**RECORD SET**.
* Start *

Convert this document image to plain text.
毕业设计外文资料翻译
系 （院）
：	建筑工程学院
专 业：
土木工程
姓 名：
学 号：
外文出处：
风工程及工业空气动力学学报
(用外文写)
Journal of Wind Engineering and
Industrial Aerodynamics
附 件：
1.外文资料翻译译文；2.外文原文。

* End *

**GIVEN EXERCISE**.
Write out the listing once more, matching it exactly.

**EXERCISE SOLUTION**.
Convert this document image to plain text.
毕业设计外文资料翻译
系 （院）
：	建筑工程学院
专 业：
土木工程
姓 名：
学 号：
外文出处：
风工程及工业空气动力学学报
(用外文写)
Journal of Wind Engineering and
Industrial Aerodynamics
附 件：
1.外文资料翻译译文；2.外文原文。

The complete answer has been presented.